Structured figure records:
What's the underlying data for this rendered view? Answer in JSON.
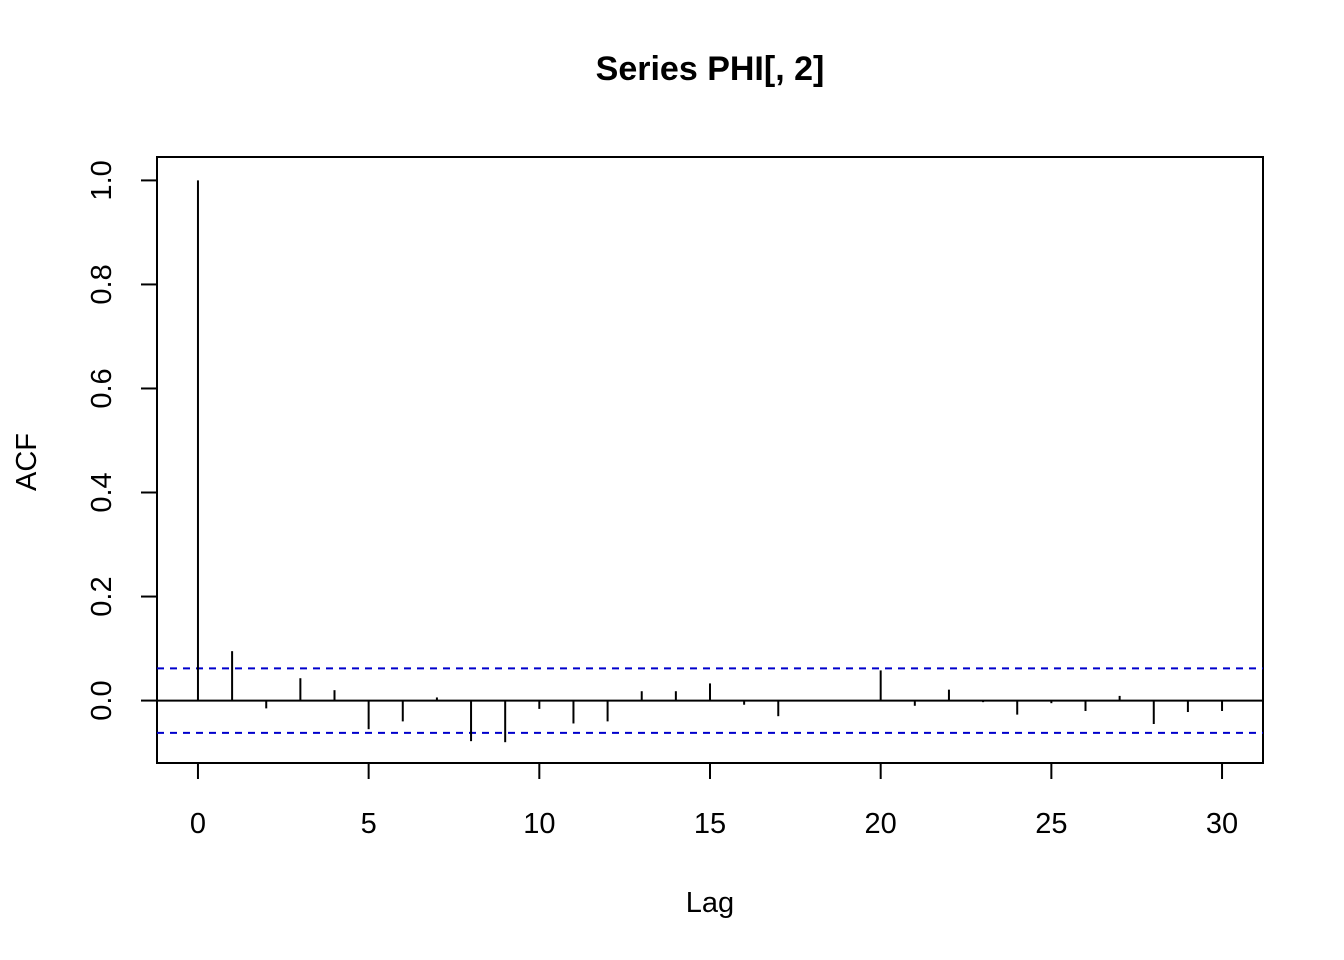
{
  "chart_data": {
    "type": "bar",
    "title": "Series  PHI[, 2]",
    "xlabel": "Lag",
    "ylabel": "ACF",
    "xlim": [
      -1.2,
      31.2
    ],
    "ylim": [
      -0.12,
      1.045
    ],
    "x_ticks": [
      0,
      5,
      10,
      15,
      20,
      25,
      30
    ],
    "y_ticks": [
      0.0,
      0.2,
      0.4,
      0.6,
      0.8,
      1.0
    ],
    "y_tick_labels": [
      "0.0",
      "0.2",
      "0.4",
      "0.6",
      "0.8",
      "1.0"
    ],
    "grid": false,
    "confidence_band": 0.062,
    "band_color": "#0000cc",
    "lags": [
      0,
      1,
      2,
      3,
      4,
      5,
      6,
      7,
      8,
      9,
      10,
      11,
      12,
      13,
      14,
      15,
      16,
      17,
      18,
      19,
      20,
      21,
      22,
      23,
      24,
      25,
      26,
      27,
      28,
      29,
      30
    ],
    "acf": [
      1.0,
      0.095,
      -0.015,
      0.043,
      0.02,
      -0.055,
      -0.04,
      0.006,
      -0.078,
      -0.08,
      -0.016,
      -0.044,
      -0.04,
      0.018,
      0.018,
      0.033,
      -0.008,
      -0.03,
      0.0,
      0.0,
      0.058,
      -0.01,
      0.021,
      -0.003,
      -0.027,
      -0.005,
      -0.02,
      0.009,
      -0.045,
      -0.022,
      -0.02
    ]
  }
}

Exercise
Quote all of the entries word for word, omitting any pictures.

Solution for this problem
What's the underlying data for this rendered view? Answer in JSON.
{
  "chart_data": {
    "type": "bar",
    "title": "Series  PHI[, 2]",
    "xlabel": "Lag",
    "ylabel": "ACF",
    "xlim": [
      -1.2,
      31.2
    ],
    "ylim": [
      -0.12,
      1.045
    ],
    "x_ticks": [
      0,
      5,
      10,
      15,
      20,
      25,
      30
    ],
    "y_ticks": [
      0.0,
      0.2,
      0.4,
      0.6,
      0.8,
      1.0
    ],
    "y_tick_labels": [
      "0.0",
      "0.2",
      "0.4",
      "0.6",
      "0.8",
      "1.0"
    ],
    "grid": false,
    "confidence_band": 0.062,
    "band_color": "#0000cc",
    "lags": [
      0,
      1,
      2,
      3,
      4,
      5,
      6,
      7,
      8,
      9,
      10,
      11,
      12,
      13,
      14,
      15,
      16,
      17,
      18,
      19,
      20,
      21,
      22,
      23,
      24,
      25,
      26,
      27,
      28,
      29,
      30
    ],
    "acf": [
      1.0,
      0.095,
      -0.015,
      0.043,
      0.02,
      -0.055,
      -0.04,
      0.006,
      -0.078,
      -0.08,
      -0.016,
      -0.044,
      -0.04,
      0.018,
      0.018,
      0.033,
      -0.008,
      -0.03,
      0.0,
      0.0,
      0.058,
      -0.01,
      0.021,
      -0.003,
      -0.027,
      -0.005,
      -0.02,
      0.009,
      -0.045,
      -0.022,
      -0.02
    ]
  }
}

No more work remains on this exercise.